[Source data]

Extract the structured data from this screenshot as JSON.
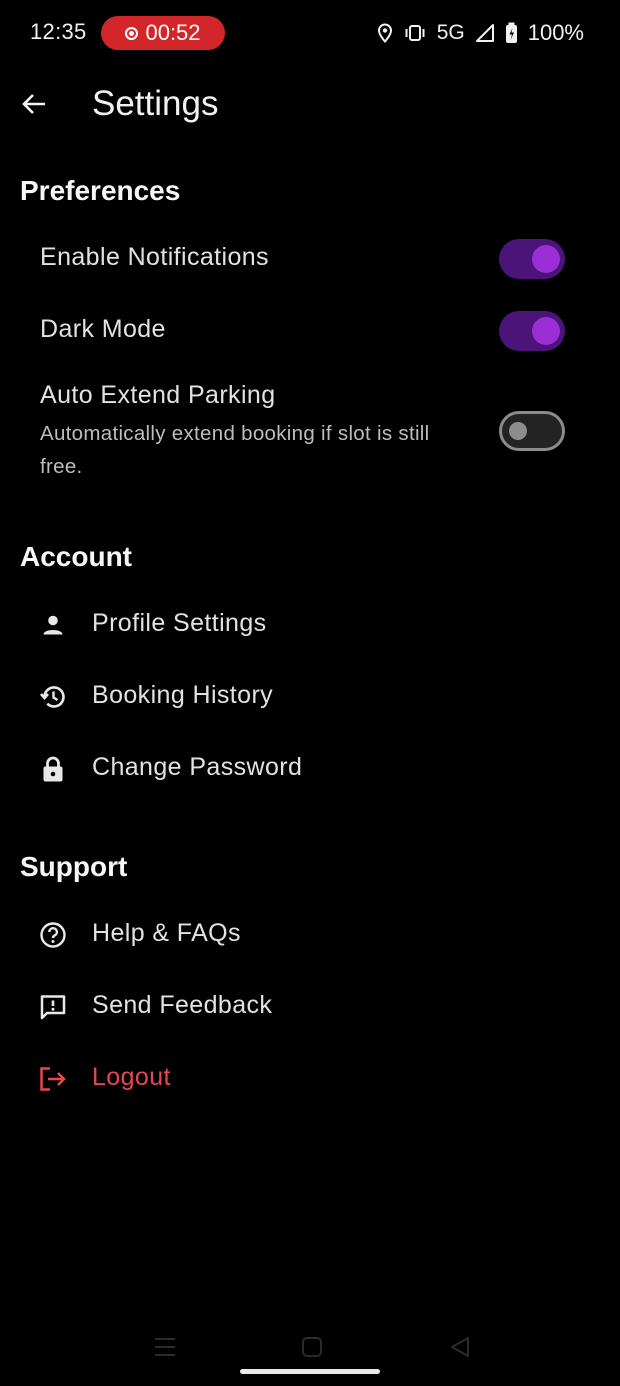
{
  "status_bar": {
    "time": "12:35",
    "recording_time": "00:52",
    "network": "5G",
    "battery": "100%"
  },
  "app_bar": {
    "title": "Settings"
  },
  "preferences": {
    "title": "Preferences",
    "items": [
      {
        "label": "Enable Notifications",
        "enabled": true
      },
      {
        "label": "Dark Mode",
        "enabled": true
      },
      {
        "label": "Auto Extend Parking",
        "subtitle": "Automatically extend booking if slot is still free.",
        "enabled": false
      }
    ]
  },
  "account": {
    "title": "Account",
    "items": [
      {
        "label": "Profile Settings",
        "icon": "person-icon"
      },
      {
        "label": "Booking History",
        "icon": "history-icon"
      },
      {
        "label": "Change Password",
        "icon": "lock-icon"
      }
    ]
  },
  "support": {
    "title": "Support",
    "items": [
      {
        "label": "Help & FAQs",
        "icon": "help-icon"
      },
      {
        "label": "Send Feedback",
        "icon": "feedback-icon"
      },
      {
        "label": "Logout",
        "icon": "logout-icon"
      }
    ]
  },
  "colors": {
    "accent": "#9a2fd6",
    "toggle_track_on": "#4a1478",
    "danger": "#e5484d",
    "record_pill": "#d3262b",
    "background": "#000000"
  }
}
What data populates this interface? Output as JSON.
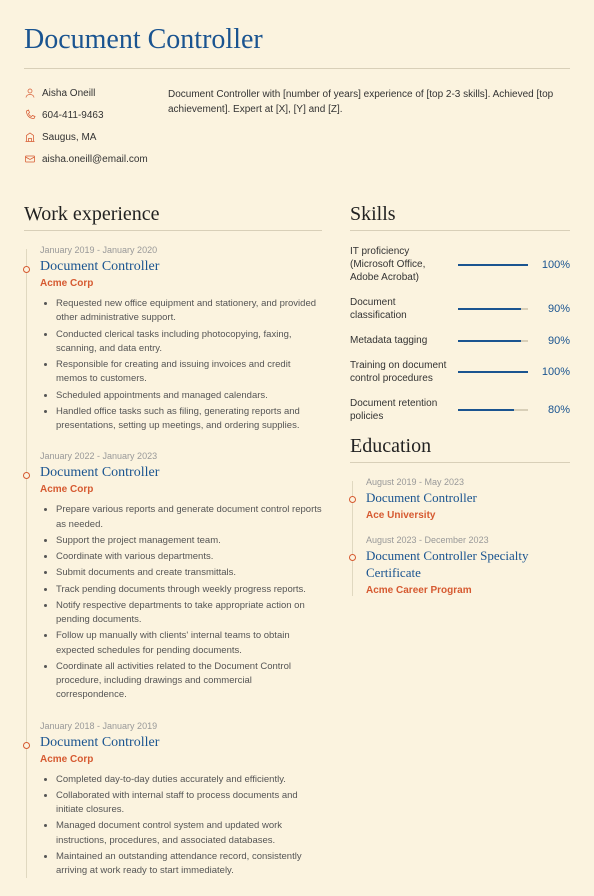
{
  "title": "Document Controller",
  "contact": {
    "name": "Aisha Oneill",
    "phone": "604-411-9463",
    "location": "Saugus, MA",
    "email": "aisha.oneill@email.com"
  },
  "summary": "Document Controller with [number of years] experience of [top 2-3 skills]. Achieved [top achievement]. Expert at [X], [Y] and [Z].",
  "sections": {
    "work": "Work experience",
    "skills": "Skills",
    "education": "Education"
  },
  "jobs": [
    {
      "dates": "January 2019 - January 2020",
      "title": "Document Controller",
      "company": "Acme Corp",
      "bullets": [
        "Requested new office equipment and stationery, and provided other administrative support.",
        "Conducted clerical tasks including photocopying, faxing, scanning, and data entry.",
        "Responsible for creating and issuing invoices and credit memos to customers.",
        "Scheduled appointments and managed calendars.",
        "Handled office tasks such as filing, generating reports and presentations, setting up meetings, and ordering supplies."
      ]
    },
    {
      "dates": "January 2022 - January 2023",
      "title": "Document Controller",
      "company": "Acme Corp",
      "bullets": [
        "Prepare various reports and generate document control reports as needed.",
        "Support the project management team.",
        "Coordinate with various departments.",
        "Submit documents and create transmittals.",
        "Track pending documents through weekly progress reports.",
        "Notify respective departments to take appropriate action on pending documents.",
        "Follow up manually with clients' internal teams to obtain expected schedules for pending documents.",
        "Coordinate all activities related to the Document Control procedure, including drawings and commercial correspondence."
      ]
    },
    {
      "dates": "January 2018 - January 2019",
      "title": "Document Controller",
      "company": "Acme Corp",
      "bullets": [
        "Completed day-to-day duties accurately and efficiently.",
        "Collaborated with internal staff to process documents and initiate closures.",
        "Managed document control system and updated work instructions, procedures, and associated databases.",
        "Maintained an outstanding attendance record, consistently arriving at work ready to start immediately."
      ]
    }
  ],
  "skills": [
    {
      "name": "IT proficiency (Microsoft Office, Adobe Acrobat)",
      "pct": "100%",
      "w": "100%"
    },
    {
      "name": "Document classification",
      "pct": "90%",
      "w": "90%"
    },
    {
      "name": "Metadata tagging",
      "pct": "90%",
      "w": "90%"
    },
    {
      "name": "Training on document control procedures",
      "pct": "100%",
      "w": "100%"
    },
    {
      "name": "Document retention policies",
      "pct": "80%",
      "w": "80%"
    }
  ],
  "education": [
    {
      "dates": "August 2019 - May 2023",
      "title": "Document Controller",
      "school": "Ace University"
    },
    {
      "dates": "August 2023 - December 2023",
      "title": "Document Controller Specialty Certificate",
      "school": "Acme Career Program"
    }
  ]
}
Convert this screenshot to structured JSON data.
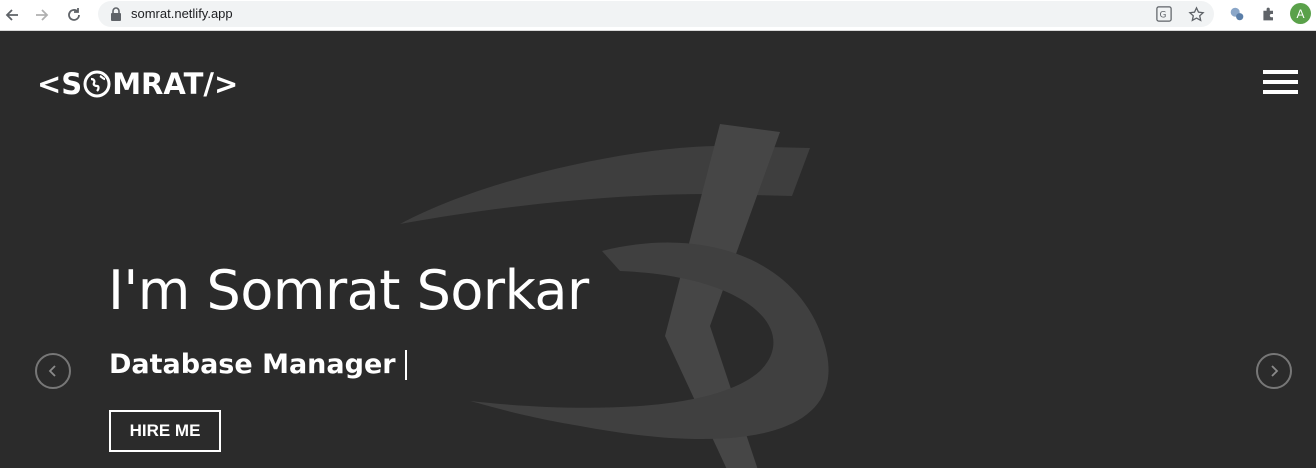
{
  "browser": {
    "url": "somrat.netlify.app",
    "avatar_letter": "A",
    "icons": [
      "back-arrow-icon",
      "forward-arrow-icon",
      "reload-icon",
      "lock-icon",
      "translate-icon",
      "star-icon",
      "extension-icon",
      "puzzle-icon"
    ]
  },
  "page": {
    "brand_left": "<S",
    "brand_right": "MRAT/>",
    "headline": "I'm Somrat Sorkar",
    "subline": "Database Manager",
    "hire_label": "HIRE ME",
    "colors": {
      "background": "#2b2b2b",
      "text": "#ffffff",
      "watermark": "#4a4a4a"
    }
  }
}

**The problem:** Transcribe every record above exactly as written, leaving out any pictures.

**Response for this exercise:**
Extract the structured data from this screenshot as JSON.
{
  "status_bar": {
    "time": "12:35",
    "recording_time": "00:52",
    "network": "5G",
    "battery": "100%"
  },
  "app_bar": {
    "title": "Settings"
  },
  "preferences": {
    "title": "Preferences",
    "items": [
      {
        "label": "Enable Notifications",
        "enabled": true
      },
      {
        "label": "Dark Mode",
        "enabled": true
      },
      {
        "label": "Auto Extend Parking",
        "subtitle": "Automatically extend booking if slot is still free.",
        "enabled": false
      }
    ]
  },
  "account": {
    "title": "Account",
    "items": [
      {
        "label": "Profile Settings",
        "icon": "person-icon"
      },
      {
        "label": "Booking History",
        "icon": "history-icon"
      },
      {
        "label": "Change Password",
        "icon": "lock-icon"
      }
    ]
  },
  "support": {
    "title": "Support",
    "items": [
      {
        "label": "Help & FAQs",
        "icon": "help-icon"
      },
      {
        "label": "Send Feedback",
        "icon": "feedback-icon"
      },
      {
        "label": "Logout",
        "icon": "logout-icon"
      }
    ]
  },
  "colors": {
    "accent": "#9a2fd6",
    "toggle_track_on": "#4a1478",
    "danger": "#e5484d",
    "record_pill": "#d3262b",
    "background": "#000000"
  }
}
What data populates this interface? Output as JSON.
{
  "title": "Document Controller",
  "contact": {
    "name": "Aisha Oneill",
    "phone": "604-411-9463",
    "location": "Saugus, MA",
    "email": "aisha.oneill@email.com"
  },
  "summary": "Document Controller with [number of years] experience of [top 2-3 skills]. Achieved [top achievement]. Expert at [X], [Y] and [Z].",
  "sections": {
    "work": "Work experience",
    "skills": "Skills",
    "education": "Education"
  },
  "jobs": [
    {
      "dates": "January 2019 - January 2020",
      "title": "Document Controller",
      "company": "Acme Corp",
      "bullets": [
        "Requested new office equipment and stationery, and provided other administrative support.",
        "Conducted clerical tasks including photocopying, faxing, scanning, and data entry.",
        "Responsible for creating and issuing invoices and credit memos to customers.",
        "Scheduled appointments and managed calendars.",
        "Handled office tasks such as filing, generating reports and presentations, setting up meetings, and ordering supplies."
      ]
    },
    {
      "dates": "January 2022 - January 2023",
      "title": "Document Controller",
      "company": "Acme Corp",
      "bullets": [
        "Prepare various reports and generate document control reports as needed.",
        "Support the project management team.",
        "Coordinate with various departments.",
        "Submit documents and create transmittals.",
        "Track pending documents through weekly progress reports.",
        "Notify respective departments to take appropriate action on pending documents.",
        "Follow up manually with clients' internal teams to obtain expected schedules for pending documents.",
        "Coordinate all activities related to the Document Control procedure, including drawings and commercial correspondence."
      ]
    },
    {
      "dates": "January 2018 - January 2019",
      "title": "Document Controller",
      "company": "Acme Corp",
      "bullets": [
        "Completed day-to-day duties accurately and efficiently.",
        "Collaborated with internal staff to process documents and initiate closures.",
        "Managed document control system and updated work instructions, procedures, and associated databases.",
        "Maintained an outstanding attendance record, consistently arriving at work ready to start immediately."
      ]
    }
  ],
  "skills": [
    {
      "name": "IT proficiency (Microsoft Office, Adobe Acrobat)",
      "pct": "100%",
      "w": "100%"
    },
    {
      "name": "Document classification",
      "pct": "90%",
      "w": "90%"
    },
    {
      "name": "Metadata tagging",
      "pct": "90%",
      "w": "90%"
    },
    {
      "name": "Training on document control procedures",
      "pct": "100%",
      "w": "100%"
    },
    {
      "name": "Document retention policies",
      "pct": "80%",
      "w": "80%"
    }
  ],
  "education": [
    {
      "dates": "August 2019 - May 2023",
      "title": "Document Controller",
      "school": "Ace University"
    },
    {
      "dates": "August 2023 - December 2023",
      "title": "Document Controller Specialty Certificate",
      "school": "Acme Career Program"
    }
  ]
}
Convert this screenshot to structured JSON data.
{
  "browser": {
    "url": "somrat.netlify.app",
    "avatar_letter": "A",
    "icons": [
      "back-arrow-icon",
      "forward-arrow-icon",
      "reload-icon",
      "lock-icon",
      "translate-icon",
      "star-icon",
      "extension-icon",
      "puzzle-icon"
    ]
  },
  "page": {
    "brand_left": "<S",
    "brand_right": "MRAT/>",
    "headline": "I'm Somrat Sorkar",
    "subline": "Database Manager",
    "hire_label": "HIRE ME",
    "colors": {
      "background": "#2b2b2b",
      "text": "#ffffff",
      "watermark": "#4a4a4a"
    }
  }
}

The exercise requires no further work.